Stored items
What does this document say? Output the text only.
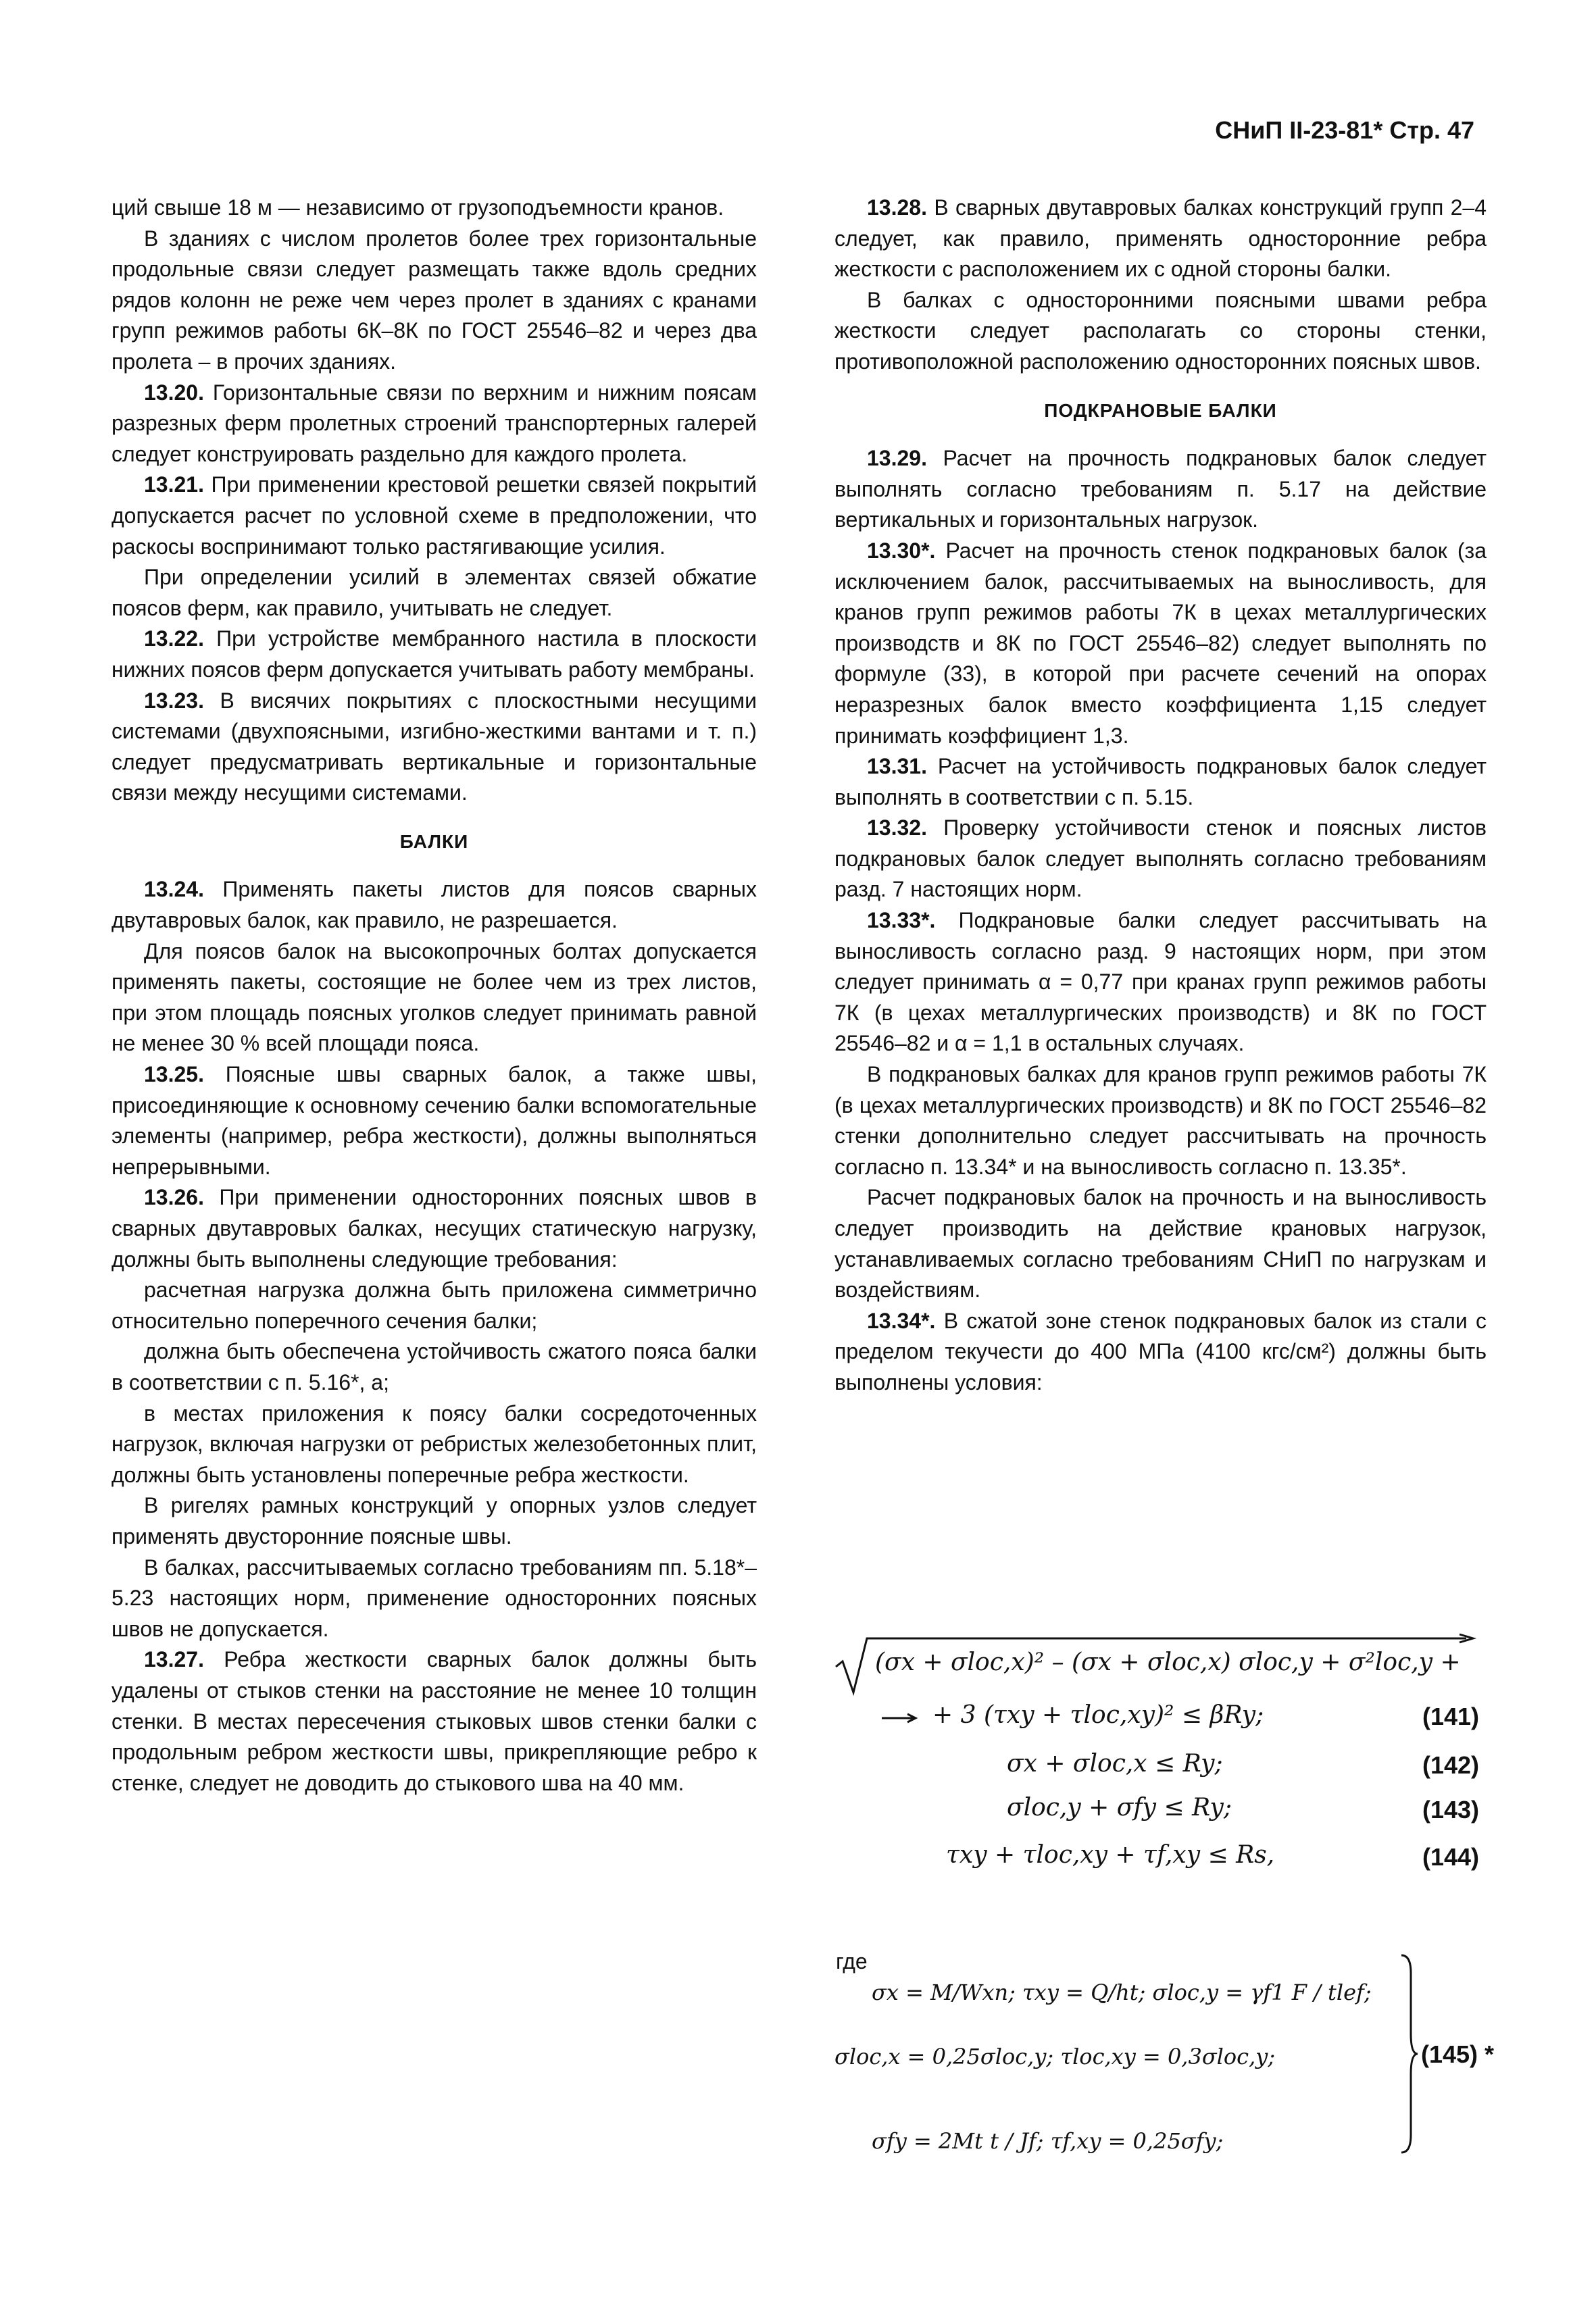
СНиП II-23-81* Стр. 47

ций свыше 18 м — независимо от грузоподъемности кранов.

В зданиях с числом пролетов более трех горизонтальные продольные связи следует размещать также вдоль средних рядов колонн не реже чем через пролет в зданиях с кранами групп режимов работы 6К–8К по ГОСТ 25546–82 и через два пролета – в прочих зданиях.

13.20. Горизонтальные связи по верхним и нижним поясам разрезных ферм пролетных строений транспортерных галерей следует конструировать раздельно для каждого пролета.

13.21. При применении крестовой решетки связей покрытий допускается расчет по условной схеме в предположении, что раскосы воспринимают только растягивающие усилия.

При определении усилий в элементах связей обжатие поясов ферм, как правило, учитывать не следует.

13.22. При устройстве мембранного настила в плоскости нижних поясов ферм допускается учитывать работу мембраны.

13.23. В висячих покрытиях с плоскостными несущими системами (двухпоясными, изгибно-жесткими вантами и т. п.) следует предусматривать вертикальные и горизонтальные связи между несущими системами.

БАЛКИ

13.24. Применять пакеты листов для поясов сварных двутавровых балок, как правило, не разрешается.

Для поясов балок на высокопрочных болтах допускается применять пакеты, состоящие не более чем из трех листов, при этом площадь поясных уголков следует принимать равной не менее 30 % всей площади пояса.

13.25. Поясные швы сварных балок, а также швы, присоединяющие к основному сечению балки вспомогательные элементы (например, ребра жесткости), должны выполняться непрерывными.

13.26. При применении односторонних поясных швов в сварных двутавровых балках, несущих статическую нагрузку, должны быть выполнены следующие требования:

расчетная нагрузка должна быть приложена симметрично относительно поперечного сечения балки;

должна быть обеспечена устойчивость сжатого пояса балки в соответствии с п. 5.16*, а;

в местах приложения к поясу балки сосредоточенных нагрузок, включая нагрузки от ребристых железобетонных плит, должны быть установлены поперечные ребра жесткости.

В ригелях рамных конструкций у опорных узлов следует применять двусторонние поясные швы.

В балках, рассчитываемых согласно требованиям пп. 5.18*–5.23 настоящих норм, применение односторонних поясных швов не допускается.

13.27. Ребра жесткости сварных балок должны быть удалены от стыков стенки на расстояние не менее 10 толщин стенки. В местах пересечения стыковых швов стенки балки с продольным ребром жесткости швы, прикрепляющие ребро к стенке, следует не доводить до стыкового шва на 40 мм.

13.28. В сварных двутавровых балках конструкций групп 2–4 следует, как правило, применять односторонние ребра жесткости с расположением их с одной стороны балки.

В балках с односторонними поясными швами ребра жесткости следует располагать со стороны стенки, противоположной расположению односторонних поясных швов.

ПОДКРАНОВЫЕ БАЛКИ

13.29. Расчет на прочность подкрановых балок следует выполнять согласно требованиям п. 5.17 на действие вертикальных и горизонтальных нагрузок.

13.30*. Расчет на прочность стенок подкрановых балок (за исключением балок, рассчитываемых на выносливость, для кранов групп режимов работы 7К в цехах металлургических производств и 8К по ГОСТ 25546–82) следует выполнять по формуле (33), в которой при расчете сечений на опорах неразрезных балок вместо коэффициента 1,15 следует принимать коэффициент 1,3.

13.31. Расчет на устойчивость подкрановых балок следует выполнять в соответствии с п. 5.15.

13.32. Проверку устойчивости стенок и поясных листов подкрановых балок следует выполнять согласно требованиям разд. 7 настоящих норм.

13.33*. Подкрановые балки следует рассчитывать на выносливость согласно разд. 9 настоящих норм, при этом следует принимать α = 0,77 при кранах групп режимов работы 7К (в цехах металлургических производств) и 8К по ГОСТ 25546–82 и α = 1,1 в остальных случаях.

В подкрановых балках для кранов групп режимов работы 7К (в цехах металлургических производств) и 8К по ГОСТ 25546–82 стенки дополнительно следует рассчитывать на прочность согласно п. 13.34* и на выносливость согласно п. 13.35*.

Расчет подкрановых балок на прочность и на выносливость следует производить на действие крановых нагрузок, устанавливаемых согласно требованиям СНиП по нагрузкам и воздействиям.

13.34*. В сжатой зоне стенок подкрановых балок из стали с пределом текучести до 400 МПа (4100 кгс/см²) должны быть выполнены условия:

(σx + σloc,x)² – (σx + σloc,x) σloc,y + σ²loc,y +
+ 3 (τxy + τloc,xy)² ≤ βRy;	(141)
σx + σloc,x ≤ Ry;	(142)
σloc,y + σfy ≤ Ry;	(143)
τxy + τloc,xy + τf,xy ≤ Rs,	(144)
где
σx = M/Wxn; τxy = Q/ht; σloc,y = γf1 F / tlef;
σloc,x = 0,25σloc,y; τloc,xy = 0,3σloc,y;
σfy = 2Mt t / Jf; τf,xy = 0,25σfy;
(145) *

TASK TO CARRY OUT
Copy the records above exactly. The pictures are not part of the copy.

RIGHT ANSWER
What does this document say? Output the text only.
СНиП II-23-81* Стр. 47

ций свыше 18 м — независимо от грузоподъемности кранов.

В зданиях с числом пролетов более трех горизонтальные продольные связи следует размещать также вдоль средних рядов колонн не реже чем через пролет в зданиях с кранами групп режимов работы 6К–8К по ГОСТ 25546–82 и через два пролета – в прочих зданиях.

13.20. Горизонтальные связи по верхним и нижним поясам разрезных ферм пролетных строений транспортерных галерей следует конструировать раздельно для каждого пролета.

13.21. При применении крестовой решетки связей покрытий допускается расчет по условной схеме в предположении, что раскосы воспринимают только растягивающие усилия.

При определении усилий в элементах связей обжатие поясов ферм, как правило, учитывать не следует.

13.22. При устройстве мембранного настила в плоскости нижних поясов ферм допускается учитывать работу мембраны.

13.23. В висячих покрытиях с плоскостными несущими системами (двухпоясными, изгибно-жесткими вантами и т. п.) следует предусматривать вертикальные и горизонтальные связи между несущими системами.

БАЛКИ

13.24. Применять пакеты листов для поясов сварных двутавровых балок, как правило, не разрешается.

Для поясов балок на высокопрочных болтах допускается применять пакеты, состоящие не более чем из трех листов, при этом площадь поясных уголков следует принимать равной не менее 30 % всей площади пояса.

13.25. Поясные швы сварных балок, а также швы, присоединяющие к основному сечению балки вспомогательные элементы (например, ребра жесткости), должны выполняться непрерывными.

13.26. При применении односторонних поясных швов в сварных двутавровых балках, несущих статическую нагрузку, должны быть выполнены следующие требования:

расчетная нагрузка должна быть приложена симметрично относительно поперечного сечения балки;

должна быть обеспечена устойчивость сжатого пояса балки в соответствии с п. 5.16*, а;

в местах приложения к поясу балки сосредоточенных нагрузок, включая нагрузки от ребристых железобетонных плит, должны быть установлены поперечные ребра жесткости.

В ригелях рамных конструкций у опорных узлов следует применять двусторонние поясные швы.

В балках, рассчитываемых согласно требованиям пп. 5.18*–5.23 настоящих норм, применение односторонних поясных швов не допускается.

13.27. Ребра жесткости сварных балок должны быть удалены от стыков стенки на расстояние не менее 10 толщин стенки. В местах пересечения стыковых швов стенки балки с продольным ребром жесткости швы, прикрепляющие ребро к стенке, следует не доводить до стыкового шва на 40 мм.

13.28. В сварных двутавровых балках конструкций групп 2–4 следует, как правило, применять односторонние ребра жесткости с расположением их с одной стороны балки.

В балках с односторонними поясными швами ребра жесткости следует располагать со стороны стенки, противоположной расположению односторонних поясных швов.

ПОДКРАНОВЫЕ БАЛКИ

13.29. Расчет на прочность подкрановых балок следует выполнять согласно требованиям п. 5.17 на действие вертикальных и горизонтальных нагрузок.

13.30*. Расчет на прочность стенок подкрановых балок (за исключением балок, рассчитываемых на выносливость, для кранов групп режимов работы 7К в цехах металлургических производств и 8К по ГОСТ 25546–82) следует выполнять по формуле (33), в которой при расчете сечений на опорах неразрезных балок вместо коэффициента 1,15 следует принимать коэффициент 1,3.

13.31. Расчет на устойчивость подкрановых балок следует выполнять в соответствии с п. 5.15.

13.32. Проверку устойчивости стенок и поясных листов подкрановых балок следует выполнять согласно требованиям разд. 7 настоящих норм.

13.33*. Подкрановые балки следует рассчитывать на выносливость согласно разд. 9 настоящих норм, при этом следует принимать α = 0,77 при кранах групп режимов работы 7К (в цехах металлургических производств) и 8К по ГОСТ 25546–82 и α = 1,1 в остальных случаях.

В подкрановых балках для кранов групп режимов работы 7К (в цехах металлургических производств) и 8К по ГОСТ 25546–82 стенки дополнительно следует рассчитывать на прочность согласно п. 13.34* и на выносливость согласно п. 13.35*.

Расчет подкрановых балок на прочность и на выносливость следует производить на действие крановых нагрузок, устанавливаемых согласно требованиям СНиП по нагрузкам и воздействиям.

13.34*. В сжатой зоне стенок подкрановых балок из стали с пределом текучести до 400 МПа (4100 кгс/см²) должны быть выполнены условия:

(σx + σloc,x)² – (σx + σloc,x) σloc,y + σ²loc,y +
+ 3 (τxy + τloc,xy)² ≤ βRy;	(141)
σx + σloc,x ≤ Ry;	(142)
σloc,y + σfy ≤ Ry;	(143)
τxy + τloc,xy + τf,xy ≤ Rs,	(144)
где
σx = M/Wxn; τxy = Q/ht; σloc,y = γf1 F / tlef;
σloc,x = 0,25σloc,y; τloc,xy = 0,3σloc,y;
σfy = 2Mt t / Jf; τf,xy = 0,25σfy;
(145) *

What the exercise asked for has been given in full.